**Extrait à lire:**
════════════════

À propos de cette édition

Éditeur
Le Jour
Genre
Science-fiction
Longueur
Nouvelle
Paru dans
Le Jour, vol. 1, n˚ 46
Pagination
2
Lieu
Montréal
Date de parution
30 juillet 1938

Résumé/Sommaire

Le narrateur rapporte le récit que lui a fait une octogénaire ayant découvert dans un vieux manuscrit l’histoire du dernier des Séparateux, Séraphin Bonnelame. Bras droit du chef des Séparateux ayant réalisé la sortie du Québec de la Confédération, le jeune homme, tourmenté par les tentations charnelles, est obsédé par une idée fixe : séparer le Québec de l’Ontario pour en faire une île et pour concrétiser matériellement la partition du territoire. Bonnelame entreprend le creusage d’un tunnel à partir de la frontière du Québec jusqu’au centre de l’Ontario et projette d’y faire exploser une bombe de sa fabrication qui pulvérisera une partie de la province voisine. Son tunnel aboutit dans la chambre d’une jeune femme, Peggy Lamberton, dont il tombe sous le charme. Les deux amoureux acceptent de s’unir dans la mort mais l’explosif s’avère un pétard mouillé.

════════════════

**Objectif:**
Dans le résumé de la nouvelle, recopie le passage qui commence par « Résumé/Sommaire » et s'arrête après « un pétard mouillé. », en changeant « tunnel » en « souterrain ».

════════════════

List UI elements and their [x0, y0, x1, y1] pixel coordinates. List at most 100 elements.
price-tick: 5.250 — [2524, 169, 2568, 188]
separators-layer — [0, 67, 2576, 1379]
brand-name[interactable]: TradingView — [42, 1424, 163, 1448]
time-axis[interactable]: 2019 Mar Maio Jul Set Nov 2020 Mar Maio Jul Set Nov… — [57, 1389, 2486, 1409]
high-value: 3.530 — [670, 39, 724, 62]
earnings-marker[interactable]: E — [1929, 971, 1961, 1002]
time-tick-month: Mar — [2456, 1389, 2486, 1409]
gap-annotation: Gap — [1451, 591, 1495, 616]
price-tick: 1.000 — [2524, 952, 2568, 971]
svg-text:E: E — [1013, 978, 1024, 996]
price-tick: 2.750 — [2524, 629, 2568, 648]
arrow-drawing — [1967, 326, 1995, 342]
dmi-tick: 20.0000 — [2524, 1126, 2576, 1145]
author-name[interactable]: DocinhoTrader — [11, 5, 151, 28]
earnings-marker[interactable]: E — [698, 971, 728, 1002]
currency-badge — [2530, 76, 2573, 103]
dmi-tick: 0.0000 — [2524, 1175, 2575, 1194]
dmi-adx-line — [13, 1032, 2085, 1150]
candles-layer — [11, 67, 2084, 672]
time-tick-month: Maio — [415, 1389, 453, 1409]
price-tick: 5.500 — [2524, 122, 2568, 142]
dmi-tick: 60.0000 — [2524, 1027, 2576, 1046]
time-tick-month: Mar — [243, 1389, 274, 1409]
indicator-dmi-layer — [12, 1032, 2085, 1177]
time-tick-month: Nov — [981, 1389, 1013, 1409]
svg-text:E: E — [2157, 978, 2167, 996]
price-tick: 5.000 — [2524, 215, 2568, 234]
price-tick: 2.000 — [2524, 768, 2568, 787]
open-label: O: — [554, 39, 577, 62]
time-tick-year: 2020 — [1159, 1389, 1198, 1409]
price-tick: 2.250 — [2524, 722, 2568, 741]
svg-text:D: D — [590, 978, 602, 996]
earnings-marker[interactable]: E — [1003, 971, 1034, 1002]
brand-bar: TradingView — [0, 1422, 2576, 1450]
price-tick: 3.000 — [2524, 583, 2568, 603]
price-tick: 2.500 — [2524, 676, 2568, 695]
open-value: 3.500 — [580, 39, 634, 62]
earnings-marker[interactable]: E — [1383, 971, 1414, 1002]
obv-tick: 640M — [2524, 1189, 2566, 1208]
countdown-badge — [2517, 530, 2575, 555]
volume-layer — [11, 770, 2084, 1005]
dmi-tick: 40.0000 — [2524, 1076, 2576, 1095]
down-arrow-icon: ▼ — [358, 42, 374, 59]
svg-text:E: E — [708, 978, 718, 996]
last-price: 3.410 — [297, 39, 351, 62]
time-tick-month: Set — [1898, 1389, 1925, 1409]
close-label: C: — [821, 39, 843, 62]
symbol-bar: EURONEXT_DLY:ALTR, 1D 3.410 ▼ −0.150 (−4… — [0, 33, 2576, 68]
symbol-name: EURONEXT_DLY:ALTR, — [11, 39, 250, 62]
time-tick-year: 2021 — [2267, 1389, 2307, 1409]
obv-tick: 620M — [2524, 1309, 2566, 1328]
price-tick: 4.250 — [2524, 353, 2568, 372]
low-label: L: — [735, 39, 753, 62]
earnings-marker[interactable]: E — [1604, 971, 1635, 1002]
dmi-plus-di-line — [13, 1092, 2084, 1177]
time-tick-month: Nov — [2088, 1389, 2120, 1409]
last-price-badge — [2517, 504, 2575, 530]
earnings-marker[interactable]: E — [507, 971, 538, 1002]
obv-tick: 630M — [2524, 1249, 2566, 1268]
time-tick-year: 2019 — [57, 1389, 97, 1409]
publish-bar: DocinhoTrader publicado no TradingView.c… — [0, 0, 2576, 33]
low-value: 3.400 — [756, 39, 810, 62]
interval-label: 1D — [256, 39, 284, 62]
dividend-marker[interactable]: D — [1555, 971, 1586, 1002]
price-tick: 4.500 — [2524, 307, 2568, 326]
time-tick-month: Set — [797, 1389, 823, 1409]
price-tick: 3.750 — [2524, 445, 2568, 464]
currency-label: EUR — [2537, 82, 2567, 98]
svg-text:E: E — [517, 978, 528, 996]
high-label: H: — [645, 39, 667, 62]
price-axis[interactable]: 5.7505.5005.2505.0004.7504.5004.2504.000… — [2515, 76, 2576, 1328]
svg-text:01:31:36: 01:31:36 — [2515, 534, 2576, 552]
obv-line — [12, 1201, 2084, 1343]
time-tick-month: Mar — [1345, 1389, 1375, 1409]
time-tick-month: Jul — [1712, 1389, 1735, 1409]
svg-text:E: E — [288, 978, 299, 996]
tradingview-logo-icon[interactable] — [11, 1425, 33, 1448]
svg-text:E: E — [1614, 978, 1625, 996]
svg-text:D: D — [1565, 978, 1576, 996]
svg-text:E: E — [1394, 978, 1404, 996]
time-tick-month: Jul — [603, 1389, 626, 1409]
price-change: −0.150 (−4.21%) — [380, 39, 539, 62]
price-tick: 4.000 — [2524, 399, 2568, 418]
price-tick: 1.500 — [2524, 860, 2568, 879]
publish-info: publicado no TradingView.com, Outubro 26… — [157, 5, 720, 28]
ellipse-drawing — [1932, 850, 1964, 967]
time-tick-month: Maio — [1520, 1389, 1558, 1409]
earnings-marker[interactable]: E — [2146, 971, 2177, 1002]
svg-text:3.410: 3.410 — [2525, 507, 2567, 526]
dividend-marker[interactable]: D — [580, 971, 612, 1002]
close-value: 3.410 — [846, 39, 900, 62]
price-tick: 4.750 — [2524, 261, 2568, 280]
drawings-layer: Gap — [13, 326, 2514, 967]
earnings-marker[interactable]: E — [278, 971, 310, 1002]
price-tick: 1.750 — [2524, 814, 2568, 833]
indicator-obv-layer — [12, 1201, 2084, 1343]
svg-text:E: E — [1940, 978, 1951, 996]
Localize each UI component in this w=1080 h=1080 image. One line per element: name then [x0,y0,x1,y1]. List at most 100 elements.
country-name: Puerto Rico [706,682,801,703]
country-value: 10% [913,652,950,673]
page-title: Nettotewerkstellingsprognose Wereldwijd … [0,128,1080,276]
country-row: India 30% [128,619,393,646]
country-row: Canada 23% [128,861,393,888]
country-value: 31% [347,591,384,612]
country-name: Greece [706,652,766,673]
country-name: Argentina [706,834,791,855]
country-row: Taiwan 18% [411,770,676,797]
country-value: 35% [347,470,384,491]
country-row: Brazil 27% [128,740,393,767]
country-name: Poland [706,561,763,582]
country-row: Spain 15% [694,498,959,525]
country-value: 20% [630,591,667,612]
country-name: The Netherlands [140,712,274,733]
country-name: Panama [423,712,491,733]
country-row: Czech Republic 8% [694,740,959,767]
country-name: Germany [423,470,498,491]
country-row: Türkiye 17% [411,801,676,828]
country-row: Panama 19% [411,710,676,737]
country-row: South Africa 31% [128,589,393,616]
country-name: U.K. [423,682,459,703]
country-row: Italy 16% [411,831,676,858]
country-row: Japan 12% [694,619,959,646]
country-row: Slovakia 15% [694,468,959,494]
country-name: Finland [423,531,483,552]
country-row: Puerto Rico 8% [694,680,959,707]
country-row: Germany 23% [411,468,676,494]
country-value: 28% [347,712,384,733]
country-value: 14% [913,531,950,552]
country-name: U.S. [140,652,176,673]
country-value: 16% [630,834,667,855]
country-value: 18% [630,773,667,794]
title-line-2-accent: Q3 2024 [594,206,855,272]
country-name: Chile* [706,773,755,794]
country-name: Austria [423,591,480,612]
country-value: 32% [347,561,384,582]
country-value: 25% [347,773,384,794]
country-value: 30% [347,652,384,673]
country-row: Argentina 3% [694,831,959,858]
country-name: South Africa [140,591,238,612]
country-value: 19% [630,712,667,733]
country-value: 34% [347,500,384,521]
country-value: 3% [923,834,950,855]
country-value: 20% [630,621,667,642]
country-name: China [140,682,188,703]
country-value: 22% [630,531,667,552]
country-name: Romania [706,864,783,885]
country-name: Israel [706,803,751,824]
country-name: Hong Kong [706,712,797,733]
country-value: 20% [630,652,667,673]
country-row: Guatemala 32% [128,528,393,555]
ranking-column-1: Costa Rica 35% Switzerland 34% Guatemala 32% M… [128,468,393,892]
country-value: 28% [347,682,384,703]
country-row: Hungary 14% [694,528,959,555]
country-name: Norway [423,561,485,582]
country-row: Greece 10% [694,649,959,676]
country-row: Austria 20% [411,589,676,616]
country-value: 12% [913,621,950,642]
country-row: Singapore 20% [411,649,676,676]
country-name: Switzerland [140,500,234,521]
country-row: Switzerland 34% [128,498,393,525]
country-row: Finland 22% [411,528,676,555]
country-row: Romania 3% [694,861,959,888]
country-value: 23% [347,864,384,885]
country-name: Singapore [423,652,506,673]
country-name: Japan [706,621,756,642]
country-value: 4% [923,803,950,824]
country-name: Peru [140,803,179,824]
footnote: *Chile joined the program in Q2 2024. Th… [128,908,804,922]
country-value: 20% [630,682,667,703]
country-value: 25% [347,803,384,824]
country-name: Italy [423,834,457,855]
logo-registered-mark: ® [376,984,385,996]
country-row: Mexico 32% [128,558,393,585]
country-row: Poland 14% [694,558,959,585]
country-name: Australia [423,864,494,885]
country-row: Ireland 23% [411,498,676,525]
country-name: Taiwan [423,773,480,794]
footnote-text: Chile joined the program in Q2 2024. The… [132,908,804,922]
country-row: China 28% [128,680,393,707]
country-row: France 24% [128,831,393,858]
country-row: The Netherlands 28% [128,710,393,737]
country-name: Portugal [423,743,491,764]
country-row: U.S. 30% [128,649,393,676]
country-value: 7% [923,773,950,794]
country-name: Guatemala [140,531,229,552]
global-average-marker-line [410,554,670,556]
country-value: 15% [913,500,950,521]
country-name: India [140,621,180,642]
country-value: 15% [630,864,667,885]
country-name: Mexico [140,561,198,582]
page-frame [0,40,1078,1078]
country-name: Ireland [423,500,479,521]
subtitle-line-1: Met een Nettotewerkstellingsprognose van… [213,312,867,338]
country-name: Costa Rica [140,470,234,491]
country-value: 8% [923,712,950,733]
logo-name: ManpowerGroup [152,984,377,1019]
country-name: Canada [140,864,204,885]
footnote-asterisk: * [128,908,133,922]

════════════════

**Résultat final:**
Résumé/Sommaire

Le narrateur rapporte le récit que lui a fait une octogénaire ayant découvert dans un vieux manuscrit l’histoire du dernier des Séparateux, Séraphin Bonnelame. Bras droit du chef des Séparateux ayant réalisé la sortie du Québec de la Confédération, le jeune homme, tourmenté par les tentations charnelles, est obsédé par une idée fixe : séparer le Québec de l’Ontario pour en faire une île et pour concrétiser matériellement la partition du territoire. Bonnelame entreprend le creusage d’un souterrain à partir de la frontière du Québec jusqu’au centre de l’Ontario et projette d’y faire exploser une bombe de sa fabrication qui pulvérisera une partie de la province voisine. Son souterrain aboutit dans la chambre d’une jeune femme, Peggy Lamberton, dont il tombe sous le charme. Les deux amoureux acceptent de s’unir dans la mort mais l’explosif s’avère un pétard mouillé.